» WHAT THE EXERCISE ASKS
Return the entries below in their exact form, leaving the pictures out.

» GIVEN RECORDS
'''

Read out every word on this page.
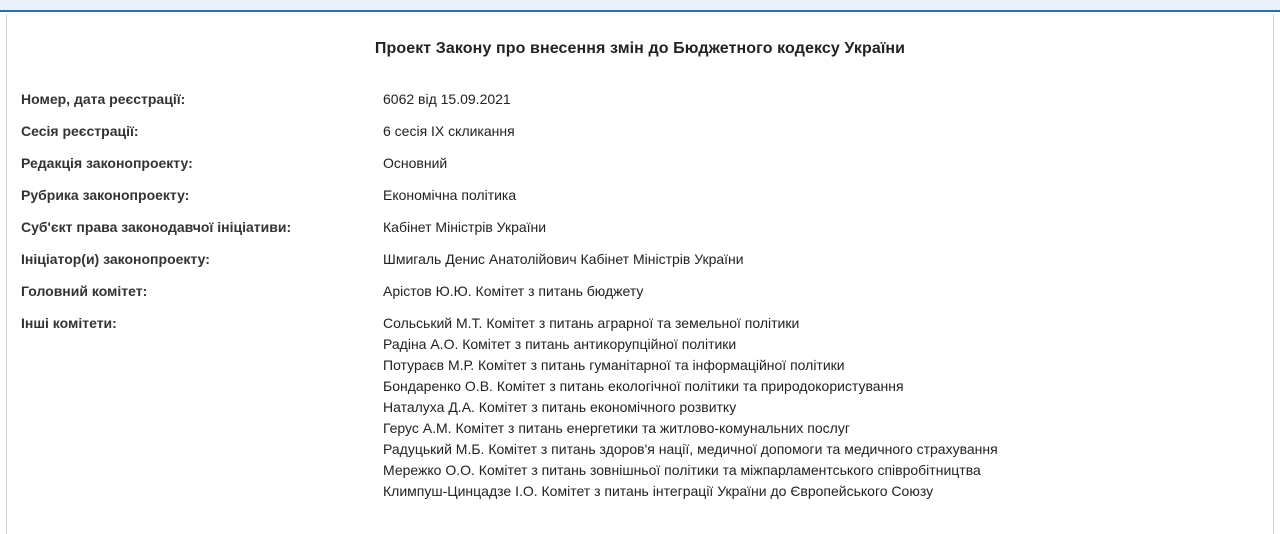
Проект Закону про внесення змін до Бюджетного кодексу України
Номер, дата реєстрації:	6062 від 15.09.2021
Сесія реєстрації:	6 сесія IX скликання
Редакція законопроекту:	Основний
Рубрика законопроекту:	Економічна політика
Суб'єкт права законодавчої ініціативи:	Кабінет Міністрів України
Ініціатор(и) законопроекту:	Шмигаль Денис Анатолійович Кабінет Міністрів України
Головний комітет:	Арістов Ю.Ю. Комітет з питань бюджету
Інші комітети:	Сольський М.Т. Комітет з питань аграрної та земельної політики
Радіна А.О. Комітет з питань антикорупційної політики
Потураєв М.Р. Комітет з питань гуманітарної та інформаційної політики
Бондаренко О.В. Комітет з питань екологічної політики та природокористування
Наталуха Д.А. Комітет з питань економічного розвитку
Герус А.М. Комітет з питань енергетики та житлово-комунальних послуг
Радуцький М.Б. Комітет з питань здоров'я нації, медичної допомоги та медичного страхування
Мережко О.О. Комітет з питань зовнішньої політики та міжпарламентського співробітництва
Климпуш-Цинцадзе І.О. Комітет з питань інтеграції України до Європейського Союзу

'''

» THE REPLY
Read out every word on this page.
Проект Закону про внесення змін до Бюджетного кодексу України
Номер, дата реєстрації:	6062 від 15.09.2021
Сесія реєстрації:	6 сесія IX скликання
Редакція законопроекту:	Основний
Рубрика законопроекту:	Економічна політика
Суб'єкт права законодавчої ініціативи:	Кабінет Міністрів України
Ініціатор(и) законопроекту:	Шмигаль Денис Анатолійович Кабінет Міністрів України
Головний комітет:	Арістов Ю.Ю. Комітет з питань бюджету
Інші комітети:	Сольський М.Т. Комітет з питань аграрної та земельної політики
Радіна А.О. Комітет з питань антикорупційної політики
Потураєв М.Р. Комітет з питань гуманітарної та інформаційної політики
Бондаренко О.В. Комітет з питань екологічної політики та природокористування
Наталуха Д.А. Комітет з питань економічного розвитку
Герус А.М. Комітет з питань енергетики та житлово-комунальних послуг
Радуцький М.Б. Комітет з питань здоров'я нації, медичної допомоги та медичного страхування
Мережко О.О. Комітет з питань зовнішньої політики та міжпарламентського співробітництва
Климпуш-Цинцадзе І.О. Комітет з питань інтеграції України до Європейського Союзу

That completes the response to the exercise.